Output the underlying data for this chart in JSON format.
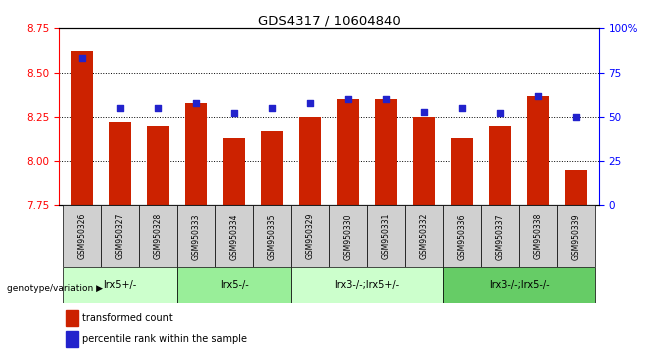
{
  "title": "GDS4317 / 10604840",
  "samples": [
    "GSM950326",
    "GSM950327",
    "GSM950328",
    "GSM950333",
    "GSM950334",
    "GSM950335",
    "GSM950329",
    "GSM950330",
    "GSM950331",
    "GSM950332",
    "GSM950336",
    "GSM950337",
    "GSM950338",
    "GSM950339"
  ],
  "bar_values": [
    8.62,
    8.22,
    8.2,
    8.33,
    8.13,
    8.17,
    8.25,
    8.35,
    8.35,
    8.25,
    8.13,
    8.2,
    8.37,
    7.95
  ],
  "dot_values": [
    83,
    55,
    55,
    58,
    52,
    55,
    58,
    60,
    60,
    53,
    55,
    52,
    62,
    50
  ],
  "ylim_left": [
    7.75,
    8.75
  ],
  "ylim_right": [
    0,
    100
  ],
  "bar_color": "#cc2200",
  "dot_color": "#2222cc",
  "groups": [
    {
      "label": "lrx5+/-",
      "start": 0,
      "end": 3
    },
    {
      "label": "lrx5-/-",
      "start": 3,
      "end": 6
    },
    {
      "label": "lrx3-/-;lrx5+/-",
      "start": 6,
      "end": 10
    },
    {
      "label": "lrx3-/-;lrx5-/-",
      "start": 10,
      "end": 14
    }
  ],
  "group_colors": [
    "#ccffcc",
    "#99ee99",
    "#ccffcc",
    "#66cc66"
  ],
  "legend_bar_label": "transformed count",
  "legend_dot_label": "percentile rank within the sample",
  "xlabel_row": "genotype/variation",
  "ytick_left": [
    7.75,
    8.0,
    8.25,
    8.5,
    8.75
  ],
  "ytick_right": [
    0,
    25,
    50,
    75,
    100
  ],
  "gridlines": [
    8.0,
    8.25,
    8.5
  ]
}
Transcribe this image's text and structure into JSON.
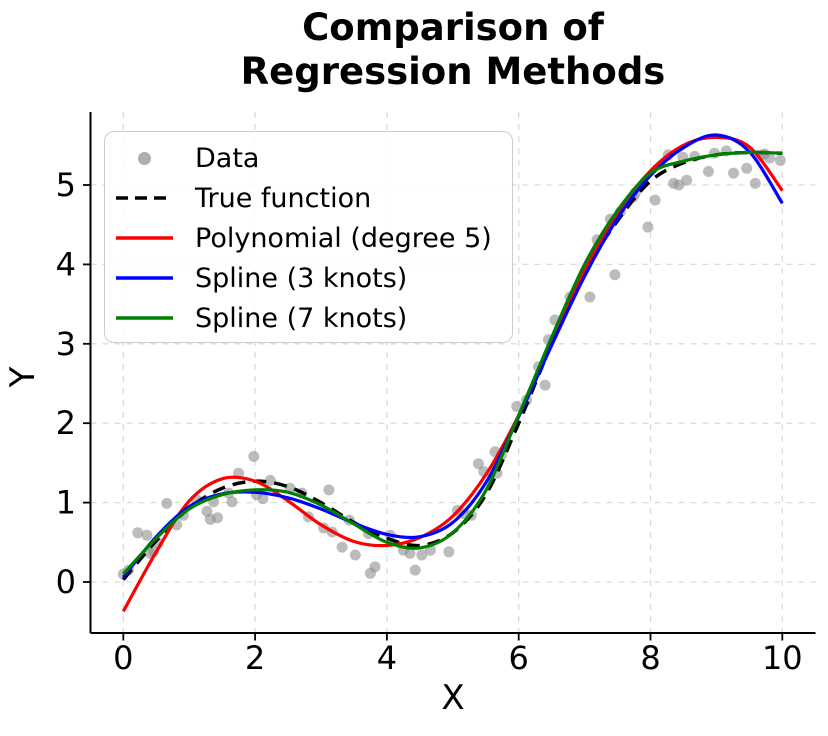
{
  "figure": {
    "background": "#ffffff"
  },
  "title": {
    "line1": "Comparison of",
    "line2": "Regression Methods"
  },
  "axes": {
    "xlabel": "X",
    "ylabel": "Y"
  },
  "legend": {
    "position": "upper left",
    "items": [
      {
        "label": "Data",
        "marker": "dot",
        "color": "#9a9a9a"
      },
      {
        "label": "True function",
        "marker": "dashed-line",
        "color": "#000000"
      },
      {
        "label": "Polynomial (degree 5)",
        "marker": "line",
        "color": "#ff0000"
      },
      {
        "label": "Spline (3 knots)",
        "marker": "line",
        "color": "#0000ff"
      },
      {
        "label": "Spline (7 knots)",
        "marker": "line",
        "color": "#008000"
      }
    ]
  },
  "chart_data": {
    "type": "line+scatter",
    "title": "Comparison of Regression Methods",
    "xlabel": "X",
    "ylabel": "Y",
    "xlim": [
      -0.5,
      10.5
    ],
    "ylim": [
      -0.64,
      5.93
    ],
    "x_ticks": [
      0,
      2,
      4,
      6,
      8,
      10
    ],
    "y_ticks": [
      0,
      1,
      2,
      3,
      4,
      5
    ],
    "grid": true,
    "grid_style": "dashed",
    "x": [
      0,
      0.5,
      1,
      1.5,
      2,
      2.5,
      3,
      3.5,
      4,
      4.5,
      5,
      5.5,
      6,
      6.5,
      7,
      7.5,
      8,
      8.5,
      9,
      9.5,
      10
    ],
    "series": [
      {
        "name": "True function",
        "color": "#000000",
        "style": "dashed",
        "y": [
          0.03,
          0.52,
          0.93,
          1.18,
          1.27,
          1.2,
          1.0,
          0.75,
          0.55,
          0.46,
          0.62,
          1.1,
          2.0,
          3.0,
          3.9,
          4.55,
          5.05,
          5.28,
          5.38,
          5.41,
          5.4
        ]
      },
      {
        "name": "Polynomial (degree 5)",
        "color": "#ff0000",
        "style": "solid",
        "y": [
          -0.37,
          0.38,
          1.02,
          1.3,
          1.27,
          1.02,
          0.72,
          0.51,
          0.46,
          0.56,
          0.83,
          1.35,
          2.1,
          3.02,
          3.92,
          4.65,
          5.18,
          5.5,
          5.6,
          5.48,
          4.93
        ]
      },
      {
        "name": "Spline (3 knots)",
        "color": "#0000ff",
        "style": "solid",
        "y": [
          0.06,
          0.57,
          0.95,
          1.11,
          1.13,
          1.06,
          0.92,
          0.74,
          0.6,
          0.57,
          0.75,
          1.25,
          2.08,
          2.98,
          3.85,
          4.58,
          5.12,
          5.47,
          5.63,
          5.42,
          4.77
        ]
      },
      {
        "name": "Spline (7 knots)",
        "color": "#008000",
        "style": "solid",
        "y": [
          0.1,
          0.55,
          0.92,
          1.1,
          1.16,
          1.13,
          0.97,
          0.73,
          0.5,
          0.43,
          0.62,
          1.15,
          2.1,
          3.08,
          4.0,
          4.68,
          5.15,
          5.3,
          5.38,
          5.41,
          5.4
        ]
      }
    ],
    "scatter": {
      "name": "Data",
      "color": "#8f8f8f",
      "opacity": 0.6,
      "points": [
        [
          0.0,
          0.1
        ],
        [
          0.08,
          0.15
        ],
        [
          0.22,
          0.62
        ],
        [
          0.36,
          0.59
        ],
        [
          0.41,
          0.36
        ],
        [
          0.46,
          0.38
        ],
        [
          0.53,
          0.49
        ],
        [
          0.66,
          0.99
        ],
        [
          0.81,
          0.72
        ],
        [
          0.91,
          0.84
        ],
        [
          1.12,
          1.03
        ],
        [
          1.27,
          0.89
        ],
        [
          1.32,
          0.79
        ],
        [
          1.37,
          1.01
        ],
        [
          1.43,
          0.81
        ],
        [
          1.6,
          1.12
        ],
        [
          1.65,
          1.01
        ],
        [
          1.75,
          1.37
        ],
        [
          1.98,
          1.58
        ],
        [
          2.02,
          1.1
        ],
        [
          2.12,
          1.05
        ],
        [
          2.23,
          1.28
        ],
        [
          2.53,
          1.18
        ],
        [
          2.71,
          1.12
        ],
        [
          2.81,
          0.82
        ],
        [
          3.04,
          0.68
        ],
        [
          3.12,
          1.16
        ],
        [
          3.17,
          0.63
        ],
        [
          3.32,
          0.44
        ],
        [
          3.43,
          0.78
        ],
        [
          3.52,
          0.34
        ],
        [
          3.72,
          0.61
        ],
        [
          3.75,
          0.11
        ],
        [
          3.82,
          0.19
        ],
        [
          4.05,
          0.59
        ],
        [
          4.25,
          0.4
        ],
        [
          4.35,
          0.36
        ],
        [
          4.43,
          0.15
        ],
        [
          4.53,
          0.34
        ],
        [
          4.66,
          0.4
        ],
        [
          4.94,
          0.38
        ],
        [
          5.07,
          0.9
        ],
        [
          5.17,
          0.86
        ],
        [
          5.28,
          0.84
        ],
        [
          5.39,
          1.49
        ],
        [
          5.47,
          1.39
        ],
        [
          5.64,
          1.64
        ],
        [
          5.67,
          1.37
        ],
        [
          5.74,
          1.6
        ],
        [
          5.97,
          2.21
        ],
        [
          6.12,
          2.29
        ],
        [
          6.3,
          2.71
        ],
        [
          6.4,
          2.48
        ],
        [
          6.45,
          3.05
        ],
        [
          6.55,
          3.3
        ],
        [
          6.78,
          3.59
        ],
        [
          7.08,
          3.59
        ],
        [
          7.19,
          4.31
        ],
        [
          7.39,
          4.57
        ],
        [
          7.46,
          3.87
        ],
        [
          7.54,
          4.66
        ],
        [
          7.74,
          4.85
        ],
        [
          7.77,
          4.9
        ],
        [
          7.96,
          4.47
        ],
        [
          8.07,
          4.81
        ],
        [
          8.27,
          5.38
        ],
        [
          8.35,
          5.02
        ],
        [
          8.43,
          5.0
        ],
        [
          8.49,
          5.35
        ],
        [
          8.55,
          5.06
        ],
        [
          8.67,
          5.36
        ],
        [
          8.88,
          5.17
        ],
        [
          8.97,
          5.4
        ],
        [
          9.15,
          5.43
        ],
        [
          9.26,
          5.15
        ],
        [
          9.46,
          5.21
        ],
        [
          9.59,
          5.02
        ],
        [
          9.66,
          5.36
        ],
        [
          9.73,
          5.39
        ],
        [
          9.81,
          5.34
        ],
        [
          9.97,
          5.31
        ]
      ]
    }
  }
}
------------------------------------------------
* Problem to solve
Where a line contains "JSON", copy that line.

* Solved problem
Output the underlying data for this chart in JSON format.
Transcribe this image's text and structure into JSON.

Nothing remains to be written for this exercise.